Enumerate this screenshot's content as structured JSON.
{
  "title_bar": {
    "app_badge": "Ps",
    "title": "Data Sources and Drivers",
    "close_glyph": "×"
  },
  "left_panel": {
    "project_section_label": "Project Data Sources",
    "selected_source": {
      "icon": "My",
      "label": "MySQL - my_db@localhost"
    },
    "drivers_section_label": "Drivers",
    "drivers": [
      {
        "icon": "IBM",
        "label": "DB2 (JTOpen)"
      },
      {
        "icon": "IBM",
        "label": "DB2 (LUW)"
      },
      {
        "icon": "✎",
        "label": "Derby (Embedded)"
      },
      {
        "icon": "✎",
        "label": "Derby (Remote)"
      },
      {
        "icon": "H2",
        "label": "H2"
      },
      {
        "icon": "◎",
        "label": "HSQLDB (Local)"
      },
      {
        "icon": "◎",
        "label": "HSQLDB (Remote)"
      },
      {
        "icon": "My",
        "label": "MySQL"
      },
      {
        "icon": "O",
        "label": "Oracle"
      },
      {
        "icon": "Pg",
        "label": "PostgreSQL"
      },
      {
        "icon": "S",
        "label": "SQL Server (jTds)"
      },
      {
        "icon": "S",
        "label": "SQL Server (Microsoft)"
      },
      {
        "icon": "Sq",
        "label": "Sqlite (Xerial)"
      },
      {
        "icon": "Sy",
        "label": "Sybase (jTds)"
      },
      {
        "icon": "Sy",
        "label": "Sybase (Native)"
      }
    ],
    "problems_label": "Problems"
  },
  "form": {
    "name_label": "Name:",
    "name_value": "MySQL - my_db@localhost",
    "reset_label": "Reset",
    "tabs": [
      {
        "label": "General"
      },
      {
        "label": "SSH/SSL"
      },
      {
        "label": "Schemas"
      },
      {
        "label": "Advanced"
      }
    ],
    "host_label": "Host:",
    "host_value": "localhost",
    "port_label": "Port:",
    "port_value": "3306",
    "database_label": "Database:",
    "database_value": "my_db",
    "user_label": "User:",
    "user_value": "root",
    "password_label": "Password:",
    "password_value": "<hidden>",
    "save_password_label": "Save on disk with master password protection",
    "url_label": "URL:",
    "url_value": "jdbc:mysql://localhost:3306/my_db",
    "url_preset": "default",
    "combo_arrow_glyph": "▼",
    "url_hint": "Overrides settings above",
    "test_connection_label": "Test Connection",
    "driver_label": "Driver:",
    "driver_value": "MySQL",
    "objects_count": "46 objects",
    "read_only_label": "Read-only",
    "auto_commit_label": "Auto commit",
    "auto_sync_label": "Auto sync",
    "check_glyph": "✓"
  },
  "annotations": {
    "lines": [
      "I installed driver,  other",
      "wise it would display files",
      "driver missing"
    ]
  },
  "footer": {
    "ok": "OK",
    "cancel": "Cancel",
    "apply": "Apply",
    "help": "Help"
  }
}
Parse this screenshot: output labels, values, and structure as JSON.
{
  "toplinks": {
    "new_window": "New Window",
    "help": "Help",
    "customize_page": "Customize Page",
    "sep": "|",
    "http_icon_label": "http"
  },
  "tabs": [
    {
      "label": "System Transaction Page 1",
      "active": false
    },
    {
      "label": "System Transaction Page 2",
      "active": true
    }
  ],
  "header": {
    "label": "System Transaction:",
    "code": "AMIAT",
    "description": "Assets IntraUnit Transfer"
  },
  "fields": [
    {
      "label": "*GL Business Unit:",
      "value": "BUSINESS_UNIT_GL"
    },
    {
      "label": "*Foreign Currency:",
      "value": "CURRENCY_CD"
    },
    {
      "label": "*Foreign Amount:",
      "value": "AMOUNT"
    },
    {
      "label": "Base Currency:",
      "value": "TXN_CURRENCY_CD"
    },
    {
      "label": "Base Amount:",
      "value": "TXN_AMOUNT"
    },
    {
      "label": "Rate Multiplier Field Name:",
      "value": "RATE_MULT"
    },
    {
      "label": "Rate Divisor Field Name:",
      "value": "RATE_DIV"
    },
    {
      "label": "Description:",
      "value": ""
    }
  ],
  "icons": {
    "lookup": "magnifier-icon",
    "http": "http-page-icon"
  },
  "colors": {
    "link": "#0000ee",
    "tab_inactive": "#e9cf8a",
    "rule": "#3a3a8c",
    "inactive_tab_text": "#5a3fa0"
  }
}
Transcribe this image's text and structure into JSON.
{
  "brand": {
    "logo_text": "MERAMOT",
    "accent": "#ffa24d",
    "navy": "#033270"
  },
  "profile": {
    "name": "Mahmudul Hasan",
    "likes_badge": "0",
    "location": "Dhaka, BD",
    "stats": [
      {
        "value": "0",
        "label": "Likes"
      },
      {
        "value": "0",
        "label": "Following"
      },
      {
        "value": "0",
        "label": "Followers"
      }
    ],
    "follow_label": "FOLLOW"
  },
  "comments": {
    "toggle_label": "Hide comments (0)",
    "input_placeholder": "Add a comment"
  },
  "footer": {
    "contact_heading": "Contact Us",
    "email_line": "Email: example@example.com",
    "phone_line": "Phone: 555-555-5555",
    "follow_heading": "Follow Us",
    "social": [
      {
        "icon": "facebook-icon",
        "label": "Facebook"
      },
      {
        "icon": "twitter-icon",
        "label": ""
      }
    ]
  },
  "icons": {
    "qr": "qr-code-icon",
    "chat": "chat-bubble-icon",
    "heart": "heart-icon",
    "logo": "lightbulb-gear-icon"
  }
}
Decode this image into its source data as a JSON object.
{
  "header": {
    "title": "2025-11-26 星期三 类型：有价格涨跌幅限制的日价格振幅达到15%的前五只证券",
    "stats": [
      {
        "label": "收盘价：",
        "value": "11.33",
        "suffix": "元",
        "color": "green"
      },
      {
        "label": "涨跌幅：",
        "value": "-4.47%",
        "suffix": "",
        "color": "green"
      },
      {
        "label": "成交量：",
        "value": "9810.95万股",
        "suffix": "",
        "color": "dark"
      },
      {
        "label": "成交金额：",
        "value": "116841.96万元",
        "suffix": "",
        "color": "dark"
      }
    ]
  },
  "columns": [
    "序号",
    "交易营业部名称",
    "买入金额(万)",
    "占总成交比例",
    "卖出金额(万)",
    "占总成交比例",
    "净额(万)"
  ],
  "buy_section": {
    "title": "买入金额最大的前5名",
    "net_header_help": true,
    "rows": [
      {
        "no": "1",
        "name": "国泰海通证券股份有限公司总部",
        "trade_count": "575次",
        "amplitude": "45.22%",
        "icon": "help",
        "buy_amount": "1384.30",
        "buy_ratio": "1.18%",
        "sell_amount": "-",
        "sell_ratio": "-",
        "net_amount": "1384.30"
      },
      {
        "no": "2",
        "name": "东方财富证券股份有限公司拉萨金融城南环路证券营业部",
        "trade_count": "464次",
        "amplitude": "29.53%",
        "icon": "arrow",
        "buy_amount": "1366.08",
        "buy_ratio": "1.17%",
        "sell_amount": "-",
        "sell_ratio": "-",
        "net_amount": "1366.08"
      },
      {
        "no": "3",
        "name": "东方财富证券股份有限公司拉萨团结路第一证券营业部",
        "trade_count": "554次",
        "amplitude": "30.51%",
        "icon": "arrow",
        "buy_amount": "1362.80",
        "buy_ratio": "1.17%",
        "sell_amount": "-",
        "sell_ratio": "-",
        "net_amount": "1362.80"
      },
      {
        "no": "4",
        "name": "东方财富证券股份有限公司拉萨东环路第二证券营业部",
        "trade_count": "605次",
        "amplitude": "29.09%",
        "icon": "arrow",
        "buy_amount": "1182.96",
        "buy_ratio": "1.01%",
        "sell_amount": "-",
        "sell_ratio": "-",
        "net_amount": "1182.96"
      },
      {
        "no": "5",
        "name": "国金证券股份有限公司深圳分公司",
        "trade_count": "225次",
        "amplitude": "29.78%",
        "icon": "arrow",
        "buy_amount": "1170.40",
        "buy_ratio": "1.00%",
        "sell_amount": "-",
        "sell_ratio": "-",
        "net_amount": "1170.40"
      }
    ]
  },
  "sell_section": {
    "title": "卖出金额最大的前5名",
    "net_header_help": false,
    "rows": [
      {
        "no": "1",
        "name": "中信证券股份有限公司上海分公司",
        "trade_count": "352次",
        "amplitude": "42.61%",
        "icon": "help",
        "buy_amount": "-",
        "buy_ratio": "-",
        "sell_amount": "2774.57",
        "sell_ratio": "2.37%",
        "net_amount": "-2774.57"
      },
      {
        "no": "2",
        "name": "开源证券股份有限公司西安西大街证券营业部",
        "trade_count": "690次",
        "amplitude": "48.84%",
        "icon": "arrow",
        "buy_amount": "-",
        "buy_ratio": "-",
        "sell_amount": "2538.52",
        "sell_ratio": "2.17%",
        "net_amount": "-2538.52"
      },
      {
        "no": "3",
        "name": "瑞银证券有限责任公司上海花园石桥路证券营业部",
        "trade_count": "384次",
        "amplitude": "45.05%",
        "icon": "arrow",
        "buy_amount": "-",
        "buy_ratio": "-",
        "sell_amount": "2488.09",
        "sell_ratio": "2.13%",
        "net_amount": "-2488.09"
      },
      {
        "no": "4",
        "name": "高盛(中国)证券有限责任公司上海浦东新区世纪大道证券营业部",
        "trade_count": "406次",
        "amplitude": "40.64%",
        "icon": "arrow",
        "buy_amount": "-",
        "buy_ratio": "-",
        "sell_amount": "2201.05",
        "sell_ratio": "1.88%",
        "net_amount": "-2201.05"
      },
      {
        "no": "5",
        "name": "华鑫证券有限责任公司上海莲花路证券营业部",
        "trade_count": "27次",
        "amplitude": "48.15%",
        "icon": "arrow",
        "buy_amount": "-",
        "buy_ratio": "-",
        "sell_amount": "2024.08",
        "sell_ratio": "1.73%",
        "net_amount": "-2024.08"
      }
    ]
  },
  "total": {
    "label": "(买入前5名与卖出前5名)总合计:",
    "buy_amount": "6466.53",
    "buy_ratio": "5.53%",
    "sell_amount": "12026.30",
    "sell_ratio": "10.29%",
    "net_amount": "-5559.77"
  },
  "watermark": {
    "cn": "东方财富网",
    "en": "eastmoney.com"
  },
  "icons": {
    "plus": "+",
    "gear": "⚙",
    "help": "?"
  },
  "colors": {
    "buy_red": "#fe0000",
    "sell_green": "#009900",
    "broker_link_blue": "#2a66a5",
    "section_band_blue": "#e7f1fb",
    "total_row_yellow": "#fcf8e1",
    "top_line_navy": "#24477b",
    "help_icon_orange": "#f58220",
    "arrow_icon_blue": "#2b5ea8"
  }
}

Stated goal ▸
Find the string "Sybase" in the listing and return every line that holds it.

Problem solution ▸
        "label": "Sybase (jTds)"
        "label": "Sybase (Native)"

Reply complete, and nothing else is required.